(Work required): The entries that follow should be written out exactly.

--- Begin Extracted data ---

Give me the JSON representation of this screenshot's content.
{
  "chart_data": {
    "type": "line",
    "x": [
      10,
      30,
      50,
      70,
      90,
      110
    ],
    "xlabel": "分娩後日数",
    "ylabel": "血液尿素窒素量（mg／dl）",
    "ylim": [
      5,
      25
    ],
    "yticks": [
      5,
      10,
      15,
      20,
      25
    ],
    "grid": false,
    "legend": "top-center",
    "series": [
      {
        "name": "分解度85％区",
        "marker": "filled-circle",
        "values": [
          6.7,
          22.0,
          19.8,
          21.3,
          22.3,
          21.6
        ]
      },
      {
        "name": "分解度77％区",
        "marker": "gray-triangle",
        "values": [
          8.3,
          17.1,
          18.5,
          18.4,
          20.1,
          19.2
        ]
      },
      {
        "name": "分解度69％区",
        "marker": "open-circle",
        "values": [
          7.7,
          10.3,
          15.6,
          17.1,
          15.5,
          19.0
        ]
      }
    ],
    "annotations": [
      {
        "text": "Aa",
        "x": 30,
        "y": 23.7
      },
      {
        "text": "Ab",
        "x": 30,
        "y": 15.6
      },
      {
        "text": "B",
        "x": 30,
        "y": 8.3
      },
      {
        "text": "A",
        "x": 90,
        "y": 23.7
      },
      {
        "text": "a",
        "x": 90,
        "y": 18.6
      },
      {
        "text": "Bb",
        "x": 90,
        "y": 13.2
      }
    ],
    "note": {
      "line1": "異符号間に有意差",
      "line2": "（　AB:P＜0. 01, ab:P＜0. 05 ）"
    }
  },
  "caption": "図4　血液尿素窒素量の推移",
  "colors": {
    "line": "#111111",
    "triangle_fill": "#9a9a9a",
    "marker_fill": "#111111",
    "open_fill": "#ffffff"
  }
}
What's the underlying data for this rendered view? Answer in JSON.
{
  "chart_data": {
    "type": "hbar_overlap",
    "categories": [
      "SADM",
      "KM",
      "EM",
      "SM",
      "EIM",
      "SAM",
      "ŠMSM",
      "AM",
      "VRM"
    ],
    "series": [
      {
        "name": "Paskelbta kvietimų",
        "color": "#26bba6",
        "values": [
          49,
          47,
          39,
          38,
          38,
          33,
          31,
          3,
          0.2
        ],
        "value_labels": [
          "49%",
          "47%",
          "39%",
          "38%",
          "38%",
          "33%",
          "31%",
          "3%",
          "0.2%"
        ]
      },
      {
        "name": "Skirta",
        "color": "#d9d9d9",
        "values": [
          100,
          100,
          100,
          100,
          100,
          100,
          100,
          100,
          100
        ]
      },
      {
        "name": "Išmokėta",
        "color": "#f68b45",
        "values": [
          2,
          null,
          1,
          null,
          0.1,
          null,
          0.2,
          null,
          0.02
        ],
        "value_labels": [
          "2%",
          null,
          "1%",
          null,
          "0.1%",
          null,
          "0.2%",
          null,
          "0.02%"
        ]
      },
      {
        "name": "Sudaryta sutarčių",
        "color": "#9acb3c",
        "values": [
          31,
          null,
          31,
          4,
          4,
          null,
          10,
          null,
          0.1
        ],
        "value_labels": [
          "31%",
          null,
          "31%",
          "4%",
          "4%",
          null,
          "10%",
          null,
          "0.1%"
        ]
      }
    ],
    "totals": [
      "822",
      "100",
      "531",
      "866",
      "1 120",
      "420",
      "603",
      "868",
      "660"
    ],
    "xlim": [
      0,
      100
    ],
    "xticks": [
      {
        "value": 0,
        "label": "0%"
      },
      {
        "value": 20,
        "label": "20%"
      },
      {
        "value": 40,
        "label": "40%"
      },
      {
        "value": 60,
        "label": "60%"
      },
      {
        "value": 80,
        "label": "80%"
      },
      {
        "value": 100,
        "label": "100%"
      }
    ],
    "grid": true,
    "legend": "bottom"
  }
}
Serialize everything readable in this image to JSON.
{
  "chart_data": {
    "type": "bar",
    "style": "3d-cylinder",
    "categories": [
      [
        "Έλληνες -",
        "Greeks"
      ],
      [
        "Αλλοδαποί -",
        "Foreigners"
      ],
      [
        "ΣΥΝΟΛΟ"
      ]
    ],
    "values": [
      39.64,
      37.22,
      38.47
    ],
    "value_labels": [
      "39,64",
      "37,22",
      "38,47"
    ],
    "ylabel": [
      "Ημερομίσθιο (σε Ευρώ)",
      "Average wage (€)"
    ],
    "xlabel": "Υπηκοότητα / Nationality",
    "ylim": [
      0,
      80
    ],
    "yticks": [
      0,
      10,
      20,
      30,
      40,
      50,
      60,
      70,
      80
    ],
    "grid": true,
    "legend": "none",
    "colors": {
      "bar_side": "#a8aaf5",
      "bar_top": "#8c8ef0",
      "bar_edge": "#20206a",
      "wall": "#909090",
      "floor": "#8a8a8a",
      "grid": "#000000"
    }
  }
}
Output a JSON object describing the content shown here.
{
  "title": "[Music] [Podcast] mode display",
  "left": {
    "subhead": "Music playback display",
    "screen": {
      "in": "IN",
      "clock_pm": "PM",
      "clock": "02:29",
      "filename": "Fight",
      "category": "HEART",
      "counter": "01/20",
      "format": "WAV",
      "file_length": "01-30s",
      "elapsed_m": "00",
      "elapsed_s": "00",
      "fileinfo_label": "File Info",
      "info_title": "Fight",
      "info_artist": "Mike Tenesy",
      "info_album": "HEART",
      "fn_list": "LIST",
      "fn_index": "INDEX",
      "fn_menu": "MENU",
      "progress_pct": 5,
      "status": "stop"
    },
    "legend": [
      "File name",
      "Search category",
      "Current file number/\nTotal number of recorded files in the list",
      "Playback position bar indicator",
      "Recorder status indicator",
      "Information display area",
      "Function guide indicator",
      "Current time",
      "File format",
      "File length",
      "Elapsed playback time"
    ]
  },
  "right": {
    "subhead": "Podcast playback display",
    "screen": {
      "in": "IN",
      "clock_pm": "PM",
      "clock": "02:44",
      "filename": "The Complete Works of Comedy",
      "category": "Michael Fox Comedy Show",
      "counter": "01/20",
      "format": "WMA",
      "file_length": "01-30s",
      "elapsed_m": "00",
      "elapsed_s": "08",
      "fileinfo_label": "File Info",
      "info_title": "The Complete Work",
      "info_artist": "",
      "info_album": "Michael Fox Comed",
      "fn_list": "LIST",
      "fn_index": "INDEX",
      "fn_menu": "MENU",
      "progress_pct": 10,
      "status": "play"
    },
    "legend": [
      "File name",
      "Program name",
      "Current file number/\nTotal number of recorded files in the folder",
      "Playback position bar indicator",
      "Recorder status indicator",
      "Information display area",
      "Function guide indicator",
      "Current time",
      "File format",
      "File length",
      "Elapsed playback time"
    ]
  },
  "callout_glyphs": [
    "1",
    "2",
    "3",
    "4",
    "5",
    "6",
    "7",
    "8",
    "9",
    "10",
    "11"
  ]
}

--- End Extracted data ---

(The response):
Give me the JSON representation of this screenshot's content.
{
  "chart_data": {
    "type": "line",
    "x": [
      10,
      30,
      50,
      70,
      90,
      110
    ],
    "xlabel": "分娩後日数",
    "ylabel": "血液尿素窒素量（mg／dl）",
    "ylim": [
      5,
      25
    ],
    "yticks": [
      5,
      10,
      15,
      20,
      25
    ],
    "grid": false,
    "legend": "top-center",
    "series": [
      {
        "name": "分解度85％区",
        "marker": "filled-circle",
        "values": [
          6.7,
          22.0,
          19.8,
          21.3,
          22.3,
          21.6
        ]
      },
      {
        "name": "分解度77％区",
        "marker": "gray-triangle",
        "values": [
          8.3,
          17.1,
          18.5,
          18.4,
          20.1,
          19.2
        ]
      },
      {
        "name": "分解度69％区",
        "marker": "open-circle",
        "values": [
          7.7,
          10.3,
          15.6,
          17.1,
          15.5,
          19.0
        ]
      }
    ],
    "annotations": [
      {
        "text": "Aa",
        "x": 30,
        "y": 23.7
      },
      {
        "text": "Ab",
        "x": 30,
        "y": 15.6
      },
      {
        "text": "B",
        "x": 30,
        "y": 8.3
      },
      {
        "text": "A",
        "x": 90,
        "y": 23.7
      },
      {
        "text": "a",
        "x": 90,
        "y": 18.6
      },
      {
        "text": "Bb",
        "x": 90,
        "y": 13.2
      }
    ],
    "note": {
      "line1": "異符号間に有意差",
      "line2": "（　AB:P＜0. 01, ab:P＜0. 05 ）"
    }
  },
  "caption": "図4　血液尿素窒素量の推移",
  "colors": {
    "line": "#111111",
    "triangle_fill": "#9a9a9a",
    "marker_fill": "#111111",
    "open_fill": "#ffffff"
  }
}
What's the underlying data for this rendered view? Answer in JSON.
{
  "chart_data": {
    "type": "hbar_overlap",
    "categories": [
      "SADM",
      "KM",
      "EM",
      "SM",
      "EIM",
      "SAM",
      "ŠMSM",
      "AM",
      "VRM"
    ],
    "series": [
      {
        "name": "Paskelbta kvietimų",
        "color": "#26bba6",
        "values": [
          49,
          47,
          39,
          38,
          38,
          33,
          31,
          3,
          0.2
        ],
        "value_labels": [
          "49%",
          "47%",
          "39%",
          "38%",
          "38%",
          "33%",
          "31%",
          "3%",
          "0.2%"
        ]
      },
      {
        "name": "Skirta",
        "color": "#d9d9d9",
        "values": [
          100,
          100,
          100,
          100,
          100,
          100,
          100,
          100,
          100
        ]
      },
      {
        "name": "Išmokėta",
        "color": "#f68b45",
        "values": [
          2,
          null,
          1,
          null,
          0.1,
          null,
          0.2,
          null,
          0.02
        ],
        "value_labels": [
          "2%",
          null,
          "1%",
          null,
          "0.1%",
          null,
          "0.2%",
          null,
          "0.02%"
        ]
      },
      {
        "name": "Sudaryta sutarčių",
        "color": "#9acb3c",
        "values": [
          31,
          null,
          31,
          4,
          4,
          null,
          10,
          null,
          0.1
        ],
        "value_labels": [
          "31%",
          null,
          "31%",
          "4%",
          "4%",
          null,
          "10%",
          null,
          "0.1%"
        ]
      }
    ],
    "totals": [
      "822",
      "100",
      "531",
      "866",
      "1 120",
      "420",
      "603",
      "868",
      "660"
    ],
    "xlim": [
      0,
      100
    ],
    "xticks": [
      {
        "value": 0,
        "label": "0%"
      },
      {
        "value": 20,
        "label": "20%"
      },
      {
        "value": 40,
        "label": "40%"
      },
      {
        "value": 60,
        "label": "60%"
      },
      {
        "value": 80,
        "label": "80%"
      },
      {
        "value": 100,
        "label": "100%"
      }
    ],
    "grid": true,
    "legend": "bottom"
  }
}
Serialize everything readable in this image to JSON.
{
  "chart_data": {
    "type": "bar",
    "style": "3d-cylinder",
    "categories": [
      [
        "Έλληνες -",
        "Greeks"
      ],
      [
        "Αλλοδαποί -",
        "Foreigners"
      ],
      [
        "ΣΥΝΟΛΟ"
      ]
    ],
    "values": [
      39.64,
      37.22,
      38.47
    ],
    "value_labels": [
      "39,64",
      "37,22",
      "38,47"
    ],
    "ylabel": [
      "Ημερομίσθιο (σε Ευρώ)",
      "Average wage (€)"
    ],
    "xlabel": "Υπηκοότητα / Nationality",
    "ylim": [
      0,
      80
    ],
    "yticks": [
      0,
      10,
      20,
      30,
      40,
      50,
      60,
      70,
      80
    ],
    "grid": true,
    "legend": "none",
    "colors": {
      "bar_side": "#a8aaf5",
      "bar_top": "#8c8ef0",
      "bar_edge": "#20206a",
      "wall": "#909090",
      "floor": "#8a8a8a",
      "grid": "#000000"
    }
  }
}
Output a JSON object describing the content shown here.
{
  "title": "[Music] [Podcast] mode display",
  "left": {
    "subhead": "Music playback display",
    "screen": {
      "in": "IN",
      "clock_pm": "PM",
      "clock": "02:29",
      "filename": "Fight",
      "category": "HEART",
      "counter": "01/20",
      "format": "WAV",
      "file_length": "01-30s",
      "elapsed_m": "00",
      "elapsed_s": "00",
      "fileinfo_label": "File Info",
      "info_title": "Fight",
      "info_artist": "Mike Tenesy",
      "info_album": "HEART",
      "fn_list": "LIST",
      "fn_index": "INDEX",
      "fn_menu": "MENU",
      "progress_pct": 5,
      "status": "stop"
    },
    "legend": [
      "File name",
      "Search category",
      "Current file number/\nTotal number of recorded files in the list",
      "Playback position bar indicator",
      "Recorder status indicator",
      "Information display area",
      "Function guide indicator",
      "Current time",
      "File format",
      "File length",
      "Elapsed playback time"
    ]
  },
  "right": {
    "subhead": "Podcast playback display",
    "screen": {
      "in": "IN",
      "clock_pm": "PM",
      "clock": "02:44",
      "filename": "The Complete Works of Comedy",
      "category": "Michael Fox Comedy Show",
      "counter": "01/20",
      "format": "WMA",
      "file_length": "01-30s",
      "elapsed_m": "00",
      "elapsed_s": "08",
      "fileinfo_label": "File Info",
      "info_title": "The Complete Work",
      "info_artist": "",
      "info_album": "Michael Fox Comed",
      "fn_list": "LIST",
      "fn_index": "INDEX",
      "fn_menu": "MENU",
      "progress_pct": 10,
      "status": "play"
    },
    "legend": [
      "File name",
      "Program name",
      "Current file number/\nTotal number of recorded files in the folder",
      "Playback position bar indicator",
      "Recorder status indicator",
      "Information display area",
      "Function guide indicator",
      "Current time",
      "File format",
      "File length",
      "Elapsed playback time"
    ]
  },
  "callout_glyphs": [
    "1",
    "2",
    "3",
    "4",
    "5",
    "6",
    "7",
    "8",
    "9",
    "10",
    "11"
  ]
}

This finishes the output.